• What you are asked to do
From the entries below, gather each line containing the word "pasajes".

• Dataset extract
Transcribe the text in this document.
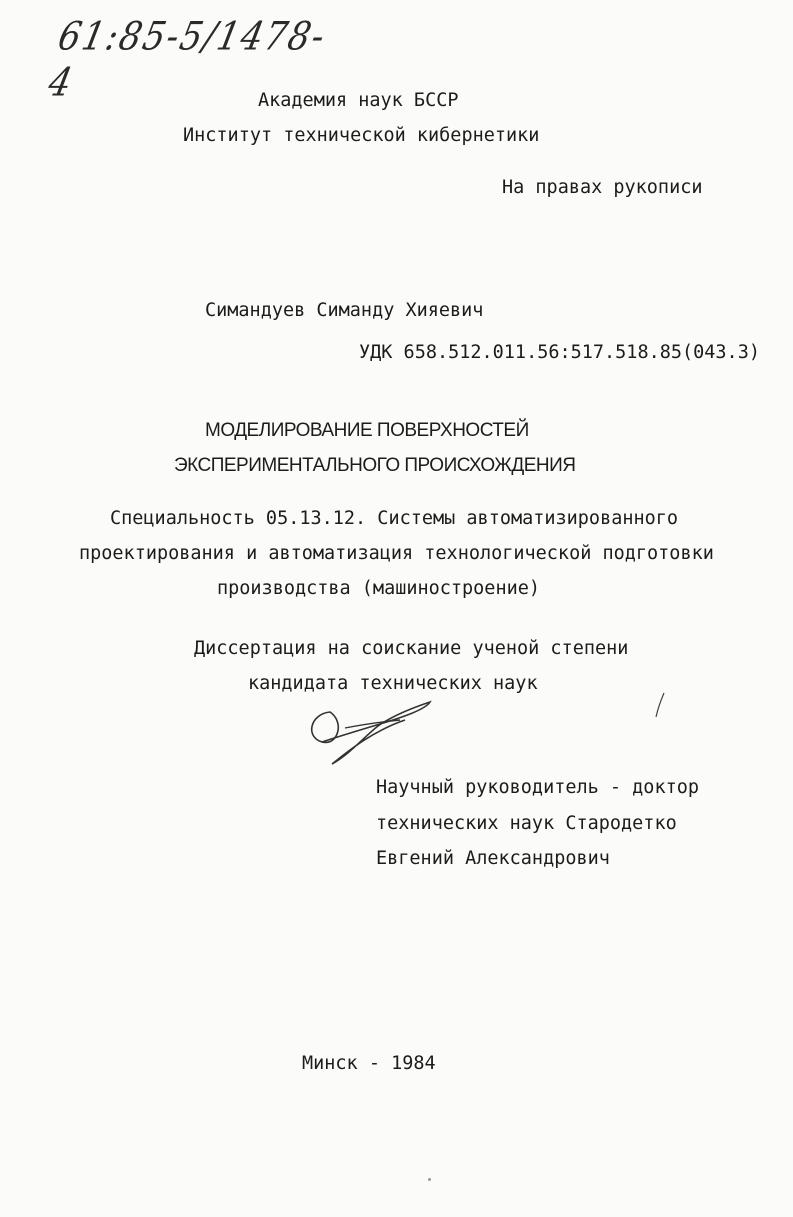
61:85-5/1478-4	Академия наук БССР
Институт технической кибернетики
На правах рукописи
Симандуев Симанду Хияевич
УДК 658.512.011.56:517.518.85(043.3)
МОДЕЛИРОВАНИЕ ПОВЕРХНОСТЕЙ
ЭКСПЕРИМЕНТАЛЬНОГО ПРОИСХОЖДЕНИЯ
Специальность 05.13.12. Системы автоматизированного
проектирования и автоматизация технологической подготовки
производства (машиностроение)
Диссертация на соискание ученой степени
кандидата технических наук
Научный руководитель - доктор
технических наук Стародетко
Евгений Александрович
Минск - 1984
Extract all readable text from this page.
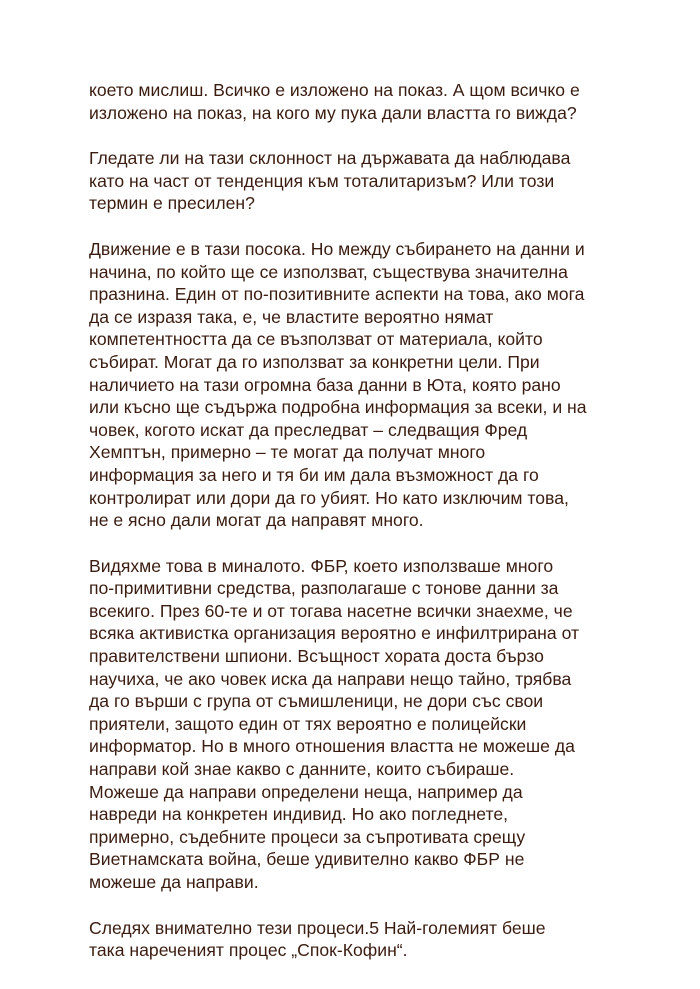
което мислиш. Всичко е изложено на показ. А щом всичко е
изложено на показ, на кого му пука дали властта го вижда?
Гледате ли на тази склонност на държавата да наблюдава
като на част от тенденция към тоталитаризъм? Или този
термин е пресилен?
Движение е в тази посока. Но между събирането на данни и
начина, по който ще се използват, съществува значителна
празнина. Един от по-позитивните аспекти на това, ако мога
да се изразя така, е, че властите вероятно нямат
компетентността да се възползват от материала, който
събират. Могат да го използват за конкретни цели. При
наличието на тази огромна база данни в Юта, която рано
или късно ще съдържа подробна информация за всеки, и на
човек, когото искат да преследват – следващия Фред
Хемптън, примерно – те могат да получат много
информация за него и тя би им дала възможност да го
контролират или дори да го убият. Но като изключим това,
не е ясно дали могат да направят много.
Видяхме това в миналото. ФБР, което използваше много
по-примитивни средства, разполагаше с тонове данни за
всекиго. През 60-те и от тогава насетне всички знаехме, че
всяка активистка организация вероятно е инфилтрирана от
правителствени шпиони. Всъщност хората доста бързо
научиха, че ако човек иска да направи нещо тайно, трябва
да го върши с група от съмишленици, не дори със свои
приятели, защото един от тях вероятно е полицейски
информатор. Но в много отношения властта не можеше да
направи кой знае какво с данните, които събираше.
Можеше да направи определени неща, например да
навреди на конкретен индивид. Но ако погледнете,
примерно, съдебните процеси за съпротивата срещу
Виетнамската война, беше удивително какво ФБР не
можеше да направи.
Следях внимателно тези процеси.5 Най-големият беше
така нареченият процес „Спок-Кофин“.
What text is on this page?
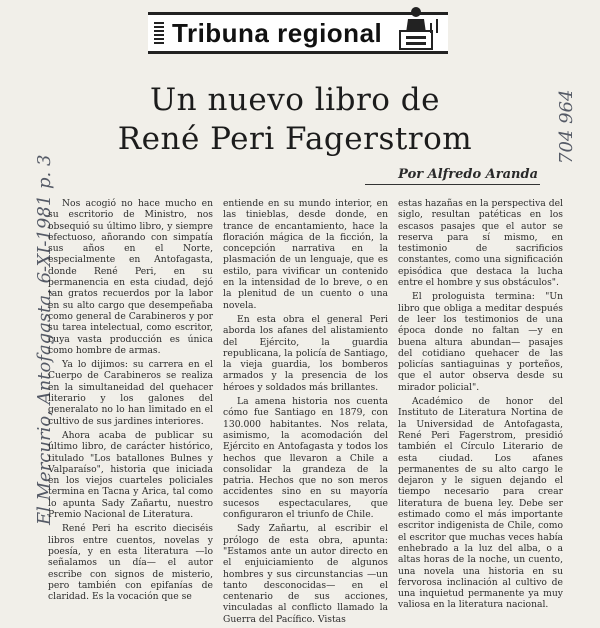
Tribuna regional
Un nuevo libro de
René Peri Fagerstrom
Por Alfredo Aranda
El Mercurio, Antofagasta, 6-XI-1981 p. 3
704 964

Nos acogió no hace mucho en su escritorio de Ministro, nos obsequió su último libro, y siempre efectuoso, añorando con simpatía sus años en el Norte, especialmente en Antofagasta, donde René Peri, en su permanencia en esta ciudad, dejó tan gratos recuerdos por la labor en su alto cargo que desempeñaba como general de Carabineros y por su tarea intelectual, como escritor, cuya vasta producción es única como hombre de armas.

Ya lo dijimos: su carrera en el Cuerpo de Carabineros se realiza en la simultaneidad del quehacer literario y los galones del generalato no lo han limitado en el cultivo de sus jardines interiores.

Ahora acaba de publicar su último libro, de carácter histórico, titulado "Los batallones Bulnes y Valparaíso", historia que iniciada en los viejos cuarteles policiales termina en Tacna y Arica, tal como lo apunta Sady Zañartu, nuestro Premio Nacional de Literatura.

René Peri ha escrito dieciséis libros entre cuentos, novelas y poesía, y en esta literatura —lo señalamos un día— el autor escribe con signos de misterio, pero también con epifanías de claridad. Es la vocación que se

entiende en su mundo interior, en las tinieblas, desde donde, en trance de encantamiento, hace la floración mágica de la ficción, la concepción narrativa en la plasmación de un lenguaje, que es estilo, para vivificar un contenido en la intensidad de lo breve, o en la plenitud de un cuento o una novela.

En esta obra el general Peri aborda los afanes del alistamiento del Ejército, la guardia republicana, la policía de Santiago, la vieja guardia, los bomberos armados y la presencia de los héroes y soldados más brillantes.

La amena historia nos cuenta cómo fue Santiago en 1879, con 130.000 habitantes. Nos relata, asimismo, la acomodación del Ejército en Antofagasta y todos los hechos que llevaron a Chile a consolidar la grandeza de la patria. Hechos que no son meros accidentes sino en su mayoría sucesos espectaculares, que configuraron el triunfo de Chile.

Sady Zañartu, al escribir el prólogo de esta obra, apunta: "Estamos ante un autor directo en el enjuiciamiento de algunos hombres y sus circunstancias —un tanto desconocidas— en el centenario de sus acciones, vinculadas al conflicto llamado la Guerra del Pacífico. Vistas

estas hazañas en la perspectiva del siglo, resultan patéticas en los escasos pasajes que el autor se reserva para sí mismo, en testimonio de sacrificios constantes, como una significación episódica que destaca la lucha entre el hombre y sus obstáculos".

El prologuista termina: "Un libro que obliga a meditar después de leer los testimonios de una época donde no faltan —y en buena altura abundan— pasajes del cotidiano quehacer de las policías santiaguinas y porteños, que el autor observa desde su mirador policial".

Académico de honor del Instituto de Literatura Nortina de la Universidad de Antofagasta, René Peri Fagerstrom, presidió también el Círculo Literario de esta ciudad. Los afanes permanentes de su alto cargo le dejaron y le siguen dejando el tiempo necesario para crear literatura de buena ley. Debe ser estimado como el más importante escritor indigenista de Chile, como el escritor que muchas veces había enhebrado a la luz del alba, o a altas horas de la noche, un cuento, una novela una historia en su fervorosa inclinación al cultivo de una inquietud permanente ya muy valiosa en la literatura nacional.
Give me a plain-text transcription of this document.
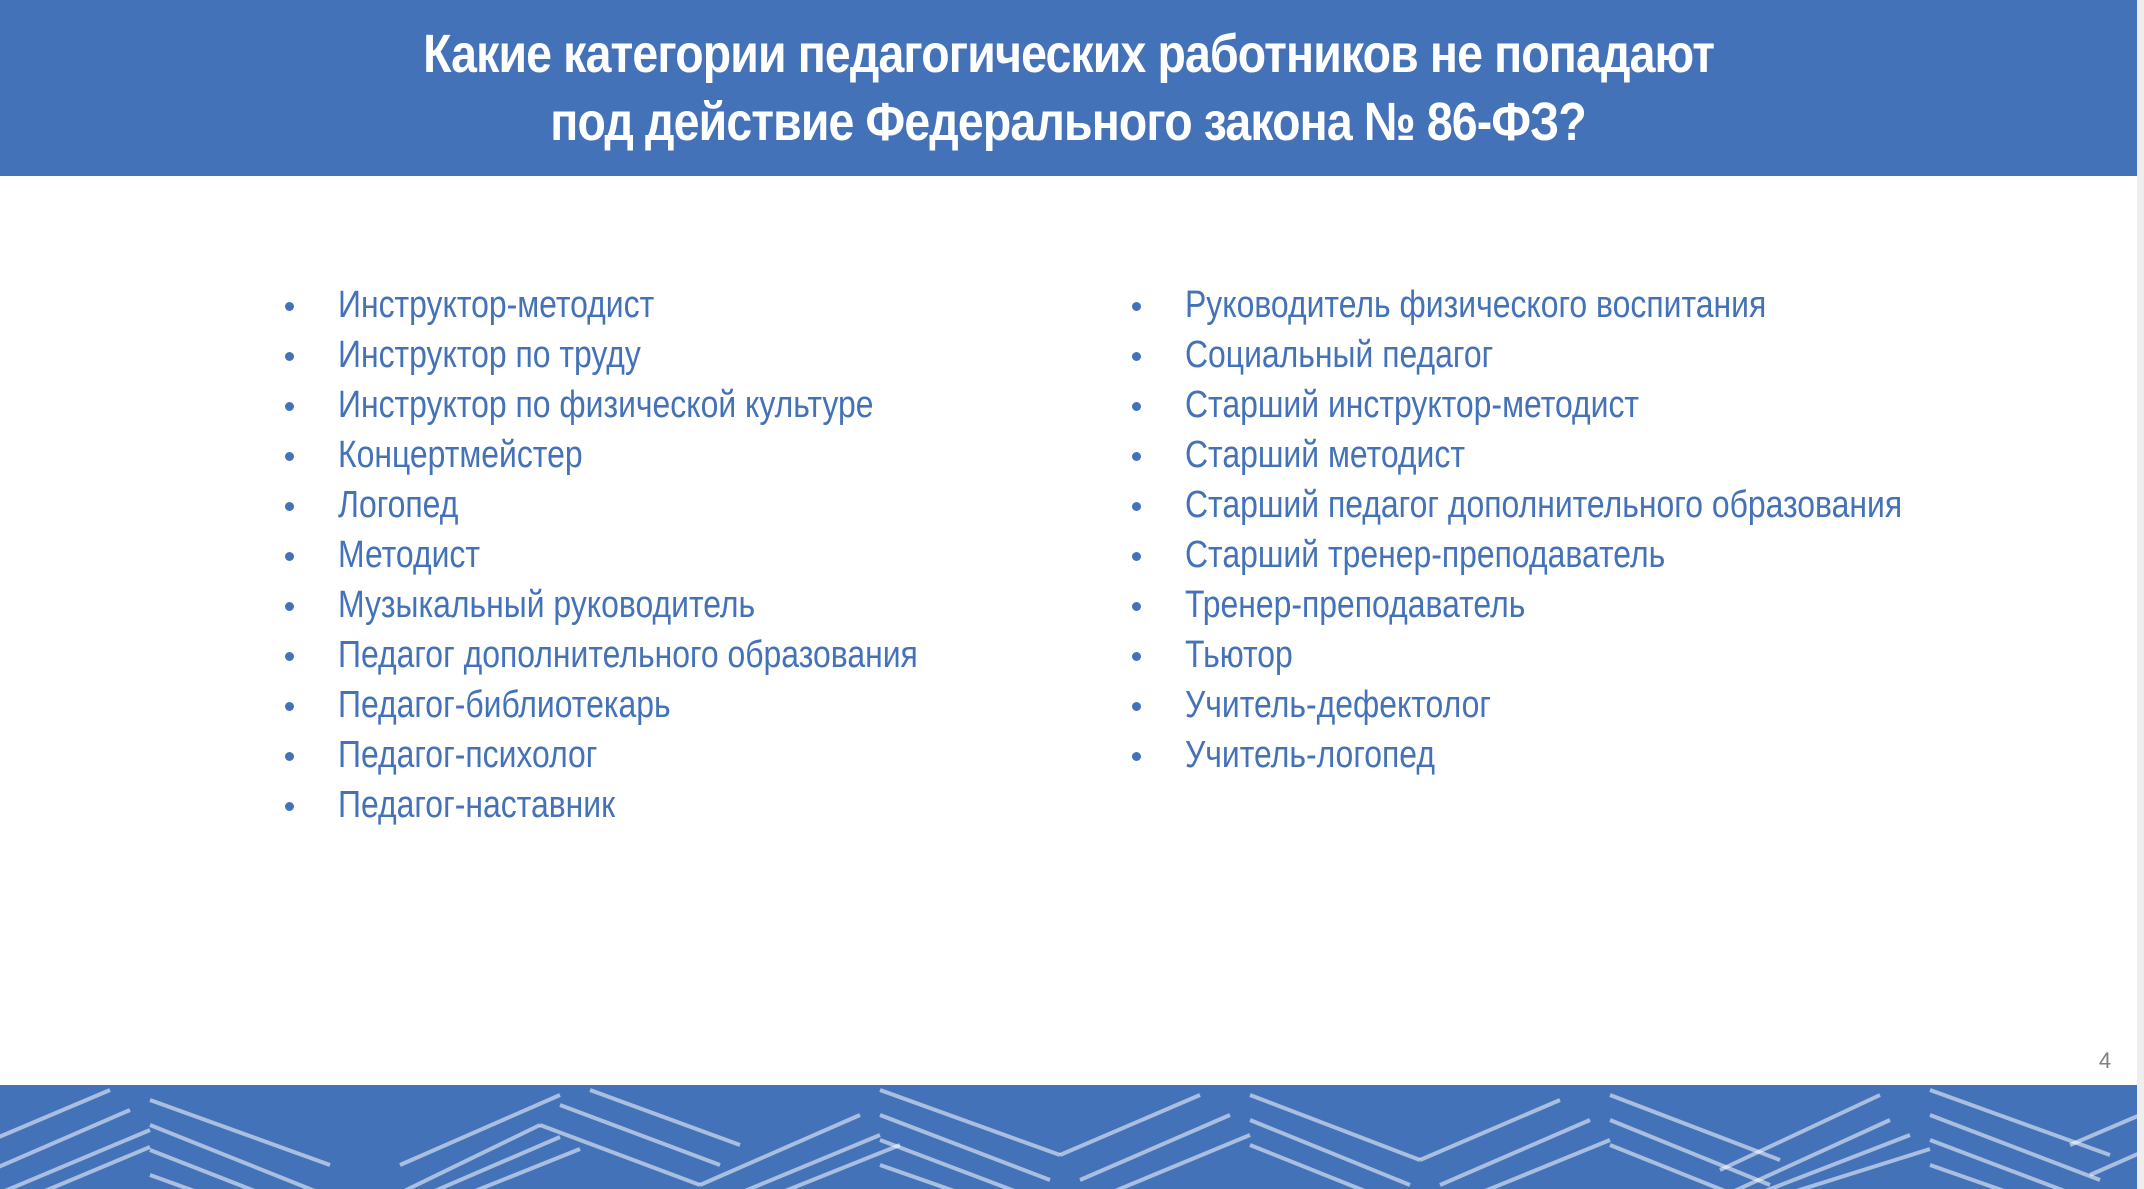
Какие категории педагогических работников не попадают
под действие Федерального закона № 86-ФЗ?
Инструктор-методист
Инструктор по труду
Инструктор по физической культуре
Концертмейстер
Логопед
Методист
Музыкальный руководитель
Педагог дополнительного образования
Педагог-библиотекарь
Педагог-психолог
Педагог-наставник
Руководитель физического воспитания
Социальный педагог
Старший инструктор-методист
Старший методист
Старший педагог дополнительного образования
Старший тренер-преподаватель
Тренер-преподаватель
Тьютор
Учитель-дефектолог
Учитель-логопед
4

• Solution
estas hazañas en la perspectiva del siglo, resultan patéticas en los escasos pasajes que el autor se reserva para sí mismo, en testimonio de sacrificios constantes, como una significación episódica que destaca la lucha entre el hombre y sus obstáculos".
El prologuista termina: "Un libro que obliga a meditar después de leer los testimonios de una época donde no faltan —y en buena altura abundan— pasajes del cotidiano quehacer de las policías santiaguinas y porteños, que el autor observa desde su mirador policial".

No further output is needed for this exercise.